__Exercise objective__:
From the records below, pull each line that has "Display".

◇ ◇ ◇ ◇ ◇

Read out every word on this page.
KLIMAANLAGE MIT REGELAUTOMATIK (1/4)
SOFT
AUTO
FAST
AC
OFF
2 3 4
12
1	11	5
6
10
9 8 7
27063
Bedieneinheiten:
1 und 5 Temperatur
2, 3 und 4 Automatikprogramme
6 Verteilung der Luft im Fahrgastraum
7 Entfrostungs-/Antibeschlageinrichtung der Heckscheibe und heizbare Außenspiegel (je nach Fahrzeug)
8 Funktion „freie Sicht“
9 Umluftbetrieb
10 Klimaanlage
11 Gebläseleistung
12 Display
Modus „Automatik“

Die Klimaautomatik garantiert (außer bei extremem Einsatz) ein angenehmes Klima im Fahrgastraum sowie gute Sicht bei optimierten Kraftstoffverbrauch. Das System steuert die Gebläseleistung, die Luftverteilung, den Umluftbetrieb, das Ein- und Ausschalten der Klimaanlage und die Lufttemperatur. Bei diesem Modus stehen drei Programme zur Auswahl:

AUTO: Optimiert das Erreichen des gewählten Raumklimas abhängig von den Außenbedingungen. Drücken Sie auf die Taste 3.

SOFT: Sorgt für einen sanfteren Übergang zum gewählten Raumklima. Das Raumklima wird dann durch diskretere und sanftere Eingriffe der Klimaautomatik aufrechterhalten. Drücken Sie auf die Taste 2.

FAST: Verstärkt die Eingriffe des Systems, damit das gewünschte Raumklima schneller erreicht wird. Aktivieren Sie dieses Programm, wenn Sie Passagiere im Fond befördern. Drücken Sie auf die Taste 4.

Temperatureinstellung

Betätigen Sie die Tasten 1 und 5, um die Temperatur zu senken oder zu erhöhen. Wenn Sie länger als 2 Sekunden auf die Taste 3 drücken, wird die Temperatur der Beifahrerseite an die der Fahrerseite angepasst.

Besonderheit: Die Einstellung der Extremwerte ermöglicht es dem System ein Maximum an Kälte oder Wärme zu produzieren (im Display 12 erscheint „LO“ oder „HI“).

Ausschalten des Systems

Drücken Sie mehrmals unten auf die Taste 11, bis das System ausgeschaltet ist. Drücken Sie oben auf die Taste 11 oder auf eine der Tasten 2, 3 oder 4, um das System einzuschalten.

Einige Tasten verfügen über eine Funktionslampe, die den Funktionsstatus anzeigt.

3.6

◇ ◇ ◇ ◇ ◇

__Solution to this exercise__:
12 Display
Besonderheit: Die Einstellung der Extremwerte ermöglicht es dem System ein Maximum an Kälte oder Wärme zu produzieren (im Display 12 erscheint „LO“ oder „HI“).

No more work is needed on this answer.